▸ WHAT IS NEEDED
Return the listing below exactly, with the pictures dropped.

▸ DATASET RECORDS
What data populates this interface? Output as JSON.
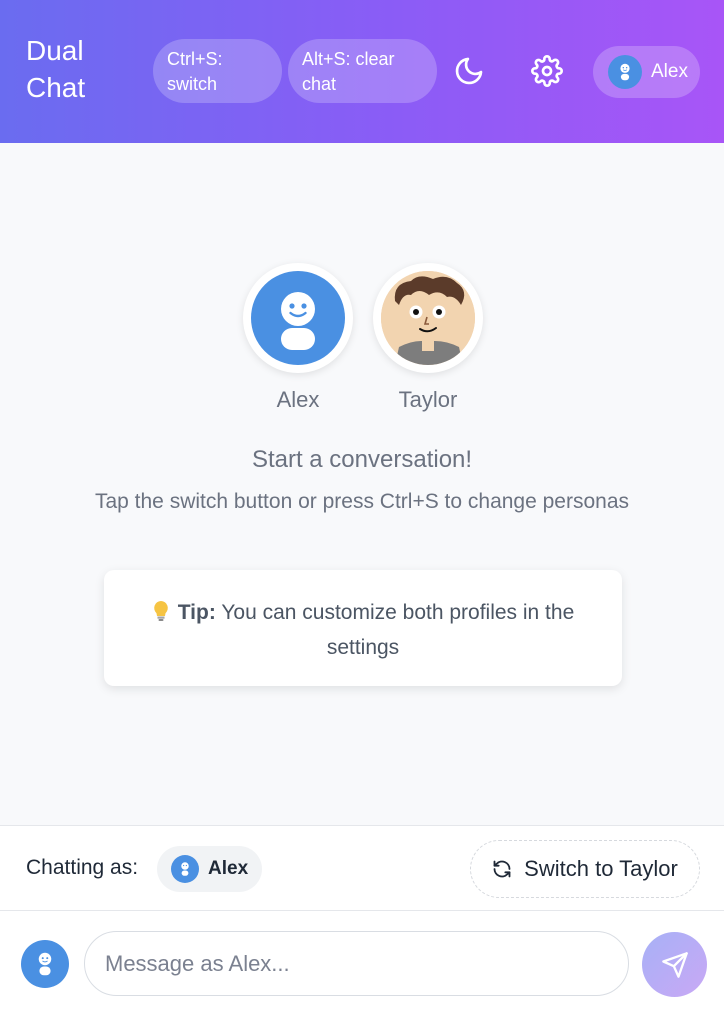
{
  "header": {
    "title": "Dual Chat",
    "shortcut_switch": "Ctrl+S: switch",
    "shortcut_clear": "Alt+S: clear chat",
    "theme_icon": "moon-icon",
    "settings_icon": "gear-icon",
    "current_user": "Alex"
  },
  "empty_state": {
    "personas": [
      {
        "name": "Alex",
        "avatar": "robot-avatar-icon",
        "color": "#4a90e2"
      },
      {
        "name": "Taylor",
        "avatar": "cartoon-face-avatar",
        "color": "#f2d4b0"
      }
    ],
    "title": "Start a conversation!",
    "subtitle": "Tap the switch button or press Ctrl+S to change personas",
    "tip_icon": "lightbulb-icon",
    "tip_label": "Tip:",
    "tip_text": "You can customize both profiles in the settings"
  },
  "persona_bar": {
    "chatting_label": "Chatting as:",
    "current_persona": "Alex",
    "switch_label": "Switch to Taylor",
    "switch_icon": "refresh-icon"
  },
  "composer": {
    "placeholder": "Message as Alex...",
    "value": "",
    "send_icon": "send-icon"
  },
  "colors": {
    "header_gradient_start": "#6a6cf0",
    "header_gradient_end": "#a855f7",
    "alex_avatar": "#4a90e2",
    "send_button": "#b7abf5"
  }
}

▸ WRITTEN ANSWER
What data populates this interface? Output as JSON.
{
  "header": {
    "title": "Dual Chat",
    "shortcut_switch": "Ctrl+S: switch",
    "shortcut_clear": "Alt+S: clear chat",
    "theme_icon": "moon-icon",
    "settings_icon": "gear-icon",
    "current_user": "Alex"
  },
  "empty_state": {
    "personas": [
      {
        "name": "Alex",
        "avatar": "robot-avatar-icon",
        "color": "#4a90e2"
      },
      {
        "name": "Taylor",
        "avatar": "cartoon-face-avatar",
        "color": "#f2d4b0"
      }
    ],
    "title": "Start a conversation!",
    "subtitle": "Tap the switch button or press Ctrl+S to change personas",
    "tip_icon": "lightbulb-icon",
    "tip_label": "Tip:",
    "tip_text": "You can customize both profiles in the settings"
  },
  "persona_bar": {
    "chatting_label": "Chatting as:",
    "current_persona": "Alex",
    "switch_label": "Switch to Taylor",
    "switch_icon": "refresh-icon"
  },
  "composer": {
    "placeholder": "Message as Alex...",
    "value": "",
    "send_icon": "send-icon"
  },
  "colors": {
    "header_gradient_start": "#6a6cf0",
    "header_gradient_end": "#a855f7",
    "alex_avatar": "#4a90e2",
    "send_button": "#b7abf5"
  }
}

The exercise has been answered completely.